Set down the full listing exactly, character for character.
═══ Provided information
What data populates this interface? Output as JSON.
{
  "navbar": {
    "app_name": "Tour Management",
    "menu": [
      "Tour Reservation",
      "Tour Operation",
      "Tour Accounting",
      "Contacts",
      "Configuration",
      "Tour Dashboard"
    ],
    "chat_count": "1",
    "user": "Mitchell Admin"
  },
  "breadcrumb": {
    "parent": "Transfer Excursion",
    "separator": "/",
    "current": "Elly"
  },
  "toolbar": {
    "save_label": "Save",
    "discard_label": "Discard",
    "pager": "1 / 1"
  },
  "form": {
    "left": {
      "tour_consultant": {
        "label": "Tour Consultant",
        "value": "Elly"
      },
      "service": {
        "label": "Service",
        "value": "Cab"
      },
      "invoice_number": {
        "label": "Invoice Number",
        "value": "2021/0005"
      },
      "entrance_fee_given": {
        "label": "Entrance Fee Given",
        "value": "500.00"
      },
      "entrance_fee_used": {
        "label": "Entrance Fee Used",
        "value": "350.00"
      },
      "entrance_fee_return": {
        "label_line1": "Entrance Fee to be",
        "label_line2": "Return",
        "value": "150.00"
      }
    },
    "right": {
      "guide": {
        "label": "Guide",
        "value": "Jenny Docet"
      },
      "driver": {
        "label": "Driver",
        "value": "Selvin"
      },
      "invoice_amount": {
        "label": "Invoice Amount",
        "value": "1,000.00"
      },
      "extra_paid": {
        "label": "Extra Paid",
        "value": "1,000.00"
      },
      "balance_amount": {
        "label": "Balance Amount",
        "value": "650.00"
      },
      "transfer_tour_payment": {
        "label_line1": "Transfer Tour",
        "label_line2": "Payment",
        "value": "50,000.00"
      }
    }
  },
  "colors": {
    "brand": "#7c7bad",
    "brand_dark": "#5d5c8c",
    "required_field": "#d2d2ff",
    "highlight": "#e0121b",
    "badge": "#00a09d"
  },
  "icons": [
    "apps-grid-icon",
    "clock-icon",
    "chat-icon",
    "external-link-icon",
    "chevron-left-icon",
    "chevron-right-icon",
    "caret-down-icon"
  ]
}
══════
Output below>
What data populates this interface? Output as JSON.
{
  "navbar": {
    "app_name": "Tour Management",
    "menu": [
      "Tour Reservation",
      "Tour Operation",
      "Tour Accounting",
      "Contacts",
      "Configuration",
      "Tour Dashboard"
    ],
    "chat_count": "1",
    "user": "Mitchell Admin"
  },
  "breadcrumb": {
    "parent": "Transfer Excursion",
    "separator": "/",
    "current": "Elly"
  },
  "toolbar": {
    "save_label": "Save",
    "discard_label": "Discard",
    "pager": "1 / 1"
  },
  "form": {
    "left": {
      "tour_consultant": {
        "label": "Tour Consultant",
        "value": "Elly"
      },
      "service": {
        "label": "Service",
        "value": "Cab"
      },
      "invoice_number": {
        "label": "Invoice Number",
        "value": "2021/0005"
      },
      "entrance_fee_given": {
        "label": "Entrance Fee Given",
        "value": "500.00"
      },
      "entrance_fee_used": {
        "label": "Entrance Fee Used",
        "value": "350.00"
      },
      "entrance_fee_return": {
        "label_line1": "Entrance Fee to be",
        "label_line2": "Return",
        "value": "150.00"
      }
    },
    "right": {
      "guide": {
        "label": "Guide",
        "value": "Jenny Docet"
      },
      "driver": {
        "label": "Driver",
        "value": "Selvin"
      },
      "invoice_amount": {
        "label": "Invoice Amount",
        "value": "1,000.00"
      },
      "extra_paid": {
        "label": "Extra Paid",
        "value": "1,000.00"
      },
      "balance_amount": {
        "label": "Balance Amount",
        "value": "650.00"
      },
      "transfer_tour_payment": {
        "label_line1": "Transfer Tour",
        "label_line2": "Payment",
        "value": "50,000.00"
      }
    }
  },
  "colors": {
    "brand": "#7c7bad",
    "brand_dark": "#5d5c8c",
    "required_field": "#d2d2ff",
    "highlight": "#e0121b",
    "badge": "#00a09d"
  },
  "icons": [
    "apps-grid-icon",
    "clock-icon",
    "chat-icon",
    "external-link-icon",
    "chevron-left-icon",
    "chevron-right-icon",
    "caret-down-icon"
  ]
}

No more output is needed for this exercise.